OBJECTIVE
Write out the whole listing, matching it exactly.

MATERIAL PROVIDED
+++
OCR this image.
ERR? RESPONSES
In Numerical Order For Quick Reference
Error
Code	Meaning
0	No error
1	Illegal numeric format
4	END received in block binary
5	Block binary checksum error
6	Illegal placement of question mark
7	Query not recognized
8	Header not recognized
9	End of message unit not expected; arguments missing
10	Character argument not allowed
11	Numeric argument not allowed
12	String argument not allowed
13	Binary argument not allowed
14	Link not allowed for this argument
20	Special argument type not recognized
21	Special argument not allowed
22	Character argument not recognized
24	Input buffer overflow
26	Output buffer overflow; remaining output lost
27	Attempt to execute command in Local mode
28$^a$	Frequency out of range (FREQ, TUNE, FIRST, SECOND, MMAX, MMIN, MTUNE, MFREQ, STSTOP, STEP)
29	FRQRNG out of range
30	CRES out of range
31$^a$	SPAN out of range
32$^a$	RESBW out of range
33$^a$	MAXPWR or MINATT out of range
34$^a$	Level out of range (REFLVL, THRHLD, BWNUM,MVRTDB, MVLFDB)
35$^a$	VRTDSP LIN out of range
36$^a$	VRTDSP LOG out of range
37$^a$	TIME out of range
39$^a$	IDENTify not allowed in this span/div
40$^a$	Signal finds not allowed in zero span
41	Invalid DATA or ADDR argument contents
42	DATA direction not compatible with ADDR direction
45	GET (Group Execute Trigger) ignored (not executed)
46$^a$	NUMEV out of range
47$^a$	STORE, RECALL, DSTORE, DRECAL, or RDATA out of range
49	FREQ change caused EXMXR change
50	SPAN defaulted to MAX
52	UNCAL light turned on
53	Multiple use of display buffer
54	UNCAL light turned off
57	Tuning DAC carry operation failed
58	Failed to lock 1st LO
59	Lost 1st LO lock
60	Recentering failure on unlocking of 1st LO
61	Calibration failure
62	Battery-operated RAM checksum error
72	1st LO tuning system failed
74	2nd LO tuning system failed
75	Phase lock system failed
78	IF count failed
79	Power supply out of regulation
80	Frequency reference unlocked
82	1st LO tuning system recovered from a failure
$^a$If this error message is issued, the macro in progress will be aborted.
+++
REPLY TO THE TASK
OCR this image.
ERR? RESPONSES
In Numerical Order For Quick Reference
Error
Code	Meaning
0	No error
1	Illegal numeric format
4	END received in block binary
5	Block binary checksum error
6	Illegal placement of question mark
7	Query not recognized
8	Header not recognized
9	End of message unit not expected; arguments missing
10	Character argument not allowed
11	Numeric argument not allowed
12	String argument not allowed
13	Binary argument not allowed
14	Link not allowed for this argument
20	Special argument type not recognized
21	Special argument not allowed
22	Character argument not recognized
24	Input buffer overflow
26	Output buffer overflow; remaining output lost
27	Attempt to execute command in Local mode
28$^a$	Frequency out of range (FREQ, TUNE, FIRST, SECOND, MMAX, MMIN, MTUNE, MFREQ, STSTOP, STEP)
29	FRQRNG out of range
30	CRES out of range
31$^a$	SPAN out of range
32$^a$	RESBW out of range
33$^a$	MAXPWR or MINATT out of range
34$^a$	Level out of range (REFLVL, THRHLD, BWNUM,MVRTDB, MVLFDB)
35$^a$	VRTDSP LIN out of range
36$^a$	VRTDSP LOG out of range
37$^a$	TIME out of range
39$^a$	IDENTify not allowed in this span/div
40$^a$	Signal finds not allowed in zero span
41	Invalid DATA or ADDR argument contents
42	DATA direction not compatible with ADDR direction
45	GET (Group Execute Trigger) ignored (not executed)
46$^a$	NUMEV out of range
47$^a$	STORE, RECALL, DSTORE, DRECAL, or RDATA out of range
49	FREQ change caused EXMXR change
50	SPAN defaulted to MAX
52	UNCAL light turned on
53	Multiple use of display buffer
54	UNCAL light turned off
57	Tuning DAC carry operation failed
58	Failed to lock 1st LO
59	Lost 1st LO lock
60	Recentering failure on unlocking of 1st LO
61	Calibration failure
62	Battery-operated RAM checksum error
72	1st LO tuning system failed
74	2nd LO tuning system failed
75	Phase lock system failed
78	IF count failed
79	Power supply out of regulation
80	Frequency reference unlocked
82	1st LO tuning system recovered from a failure
$^a$If this error message is issued, the macro in progress will be aborted.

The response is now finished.